[start of Given records]

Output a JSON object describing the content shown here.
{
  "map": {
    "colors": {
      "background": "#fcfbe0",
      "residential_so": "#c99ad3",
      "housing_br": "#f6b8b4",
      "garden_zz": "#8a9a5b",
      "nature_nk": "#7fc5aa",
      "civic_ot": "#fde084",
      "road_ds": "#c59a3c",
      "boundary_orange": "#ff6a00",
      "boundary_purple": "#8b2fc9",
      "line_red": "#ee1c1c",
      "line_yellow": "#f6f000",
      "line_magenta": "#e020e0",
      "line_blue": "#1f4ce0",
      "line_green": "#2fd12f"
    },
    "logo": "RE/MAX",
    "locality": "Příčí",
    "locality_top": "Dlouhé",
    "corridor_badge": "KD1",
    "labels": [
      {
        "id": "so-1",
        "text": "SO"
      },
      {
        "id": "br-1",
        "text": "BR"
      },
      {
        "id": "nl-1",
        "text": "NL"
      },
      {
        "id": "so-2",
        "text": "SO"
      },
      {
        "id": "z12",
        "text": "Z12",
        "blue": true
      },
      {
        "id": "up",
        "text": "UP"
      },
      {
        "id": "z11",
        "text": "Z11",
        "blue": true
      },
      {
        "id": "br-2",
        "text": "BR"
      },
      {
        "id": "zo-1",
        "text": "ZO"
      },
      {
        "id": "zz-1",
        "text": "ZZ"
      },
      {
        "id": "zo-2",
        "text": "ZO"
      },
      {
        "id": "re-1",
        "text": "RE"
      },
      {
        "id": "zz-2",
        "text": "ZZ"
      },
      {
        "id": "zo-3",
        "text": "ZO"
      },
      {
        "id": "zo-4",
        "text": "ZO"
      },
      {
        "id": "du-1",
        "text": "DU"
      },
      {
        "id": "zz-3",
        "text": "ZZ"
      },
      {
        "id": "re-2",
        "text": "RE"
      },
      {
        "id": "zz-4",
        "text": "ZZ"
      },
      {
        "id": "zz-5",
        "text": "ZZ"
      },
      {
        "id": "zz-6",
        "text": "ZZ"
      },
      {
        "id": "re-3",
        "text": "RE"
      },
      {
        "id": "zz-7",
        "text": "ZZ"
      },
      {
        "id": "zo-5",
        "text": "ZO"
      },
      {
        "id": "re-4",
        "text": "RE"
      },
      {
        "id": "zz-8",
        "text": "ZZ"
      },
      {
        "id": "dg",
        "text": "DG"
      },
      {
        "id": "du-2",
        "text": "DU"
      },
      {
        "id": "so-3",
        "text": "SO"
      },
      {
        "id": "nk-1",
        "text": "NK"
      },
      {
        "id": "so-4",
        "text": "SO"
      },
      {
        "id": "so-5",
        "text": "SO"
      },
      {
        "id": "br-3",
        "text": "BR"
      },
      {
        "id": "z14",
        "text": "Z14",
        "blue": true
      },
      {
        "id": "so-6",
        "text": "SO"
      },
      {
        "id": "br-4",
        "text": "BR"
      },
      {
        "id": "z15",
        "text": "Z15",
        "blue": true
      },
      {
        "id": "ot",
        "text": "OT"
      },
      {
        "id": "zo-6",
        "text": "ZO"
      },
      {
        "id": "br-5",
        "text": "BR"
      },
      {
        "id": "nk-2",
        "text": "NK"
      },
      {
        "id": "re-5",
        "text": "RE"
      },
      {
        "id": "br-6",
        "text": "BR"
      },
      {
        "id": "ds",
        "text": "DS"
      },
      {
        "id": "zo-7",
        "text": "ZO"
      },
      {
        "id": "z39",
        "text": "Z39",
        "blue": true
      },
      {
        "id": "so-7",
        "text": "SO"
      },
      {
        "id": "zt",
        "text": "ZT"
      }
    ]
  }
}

[end of Given records]

Work to do => Above are some records. Print them all exactly.

Written response =>
Output a JSON object describing the content shown here.
{
  "map": {
    "colors": {
      "background": "#fcfbe0",
      "residential_so": "#c99ad3",
      "housing_br": "#f6b8b4",
      "garden_zz": "#8a9a5b",
      "nature_nk": "#7fc5aa",
      "civic_ot": "#fde084",
      "road_ds": "#c59a3c",
      "boundary_orange": "#ff6a00",
      "boundary_purple": "#8b2fc9",
      "line_red": "#ee1c1c",
      "line_yellow": "#f6f000",
      "line_magenta": "#e020e0",
      "line_blue": "#1f4ce0",
      "line_green": "#2fd12f"
    },
    "logo": "RE/MAX",
    "locality": "Příčí",
    "locality_top": "Dlouhé",
    "corridor_badge": "KD1",
    "labels": [
      {
        "id": "so-1",
        "text": "SO"
      },
      {
        "id": "br-1",
        "text": "BR"
      },
      {
        "id": "nl-1",
        "text": "NL"
      },
      {
        "id": "so-2",
        "text": "SO"
      },
      {
        "id": "z12",
        "text": "Z12",
        "blue": true
      },
      {
        "id": "up",
        "text": "UP"
      },
      {
        "id": "z11",
        "text": "Z11",
        "blue": true
      },
      {
        "id": "br-2",
        "text": "BR"
      },
      {
        "id": "zo-1",
        "text": "ZO"
      },
      {
        "id": "zz-1",
        "text": "ZZ"
      },
      {
        "id": "zo-2",
        "text": "ZO"
      },
      {
        "id": "re-1",
        "text": "RE"
      },
      {
        "id": "zz-2",
        "text": "ZZ"
      },
      {
        "id": "zo-3",
        "text": "ZO"
      },
      {
        "id": "zo-4",
        "text": "ZO"
      },
      {
        "id": "du-1",
        "text": "DU"
      },
      {
        "id": "zz-3",
        "text": "ZZ"
      },
      {
        "id": "re-2",
        "text": "RE"
      },
      {
        "id": "zz-4",
        "text": "ZZ"
      },
      {
        "id": "zz-5",
        "text": "ZZ"
      },
      {
        "id": "zz-6",
        "text": "ZZ"
      },
      {
        "id": "re-3",
        "text": "RE"
      },
      {
        "id": "zz-7",
        "text": "ZZ"
      },
      {
        "id": "zo-5",
        "text": "ZO"
      },
      {
        "id": "re-4",
        "text": "RE"
      },
      {
        "id": "zz-8",
        "text": "ZZ"
      },
      {
        "id": "dg",
        "text": "DG"
      },
      {
        "id": "du-2",
        "text": "DU"
      },
      {
        "id": "so-3",
        "text": "SO"
      },
      {
        "id": "nk-1",
        "text": "NK"
      },
      {
        "id": "so-4",
        "text": "SO"
      },
      {
        "id": "so-5",
        "text": "SO"
      },
      {
        "id": "br-3",
        "text": "BR"
      },
      {
        "id": "z14",
        "text": "Z14",
        "blue": true
      },
      {
        "id": "so-6",
        "text": "SO"
      },
      {
        "id": "br-4",
        "text": "BR"
      },
      {
        "id": "z15",
        "text": "Z15",
        "blue": true
      },
      {
        "id": "ot",
        "text": "OT"
      },
      {
        "id": "zo-6",
        "text": "ZO"
      },
      {
        "id": "br-5",
        "text": "BR"
      },
      {
        "id": "nk-2",
        "text": "NK"
      },
      {
        "id": "re-5",
        "text": "RE"
      },
      {
        "id": "br-6",
        "text": "BR"
      },
      {
        "id": "ds",
        "text": "DS"
      },
      {
        "id": "zo-7",
        "text": "ZO"
      },
      {
        "id": "z39",
        "text": "Z39",
        "blue": true
      },
      {
        "id": "so-7",
        "text": "SO"
      },
      {
        "id": "zt",
        "text": "ZT"
      }
    ]
  }
}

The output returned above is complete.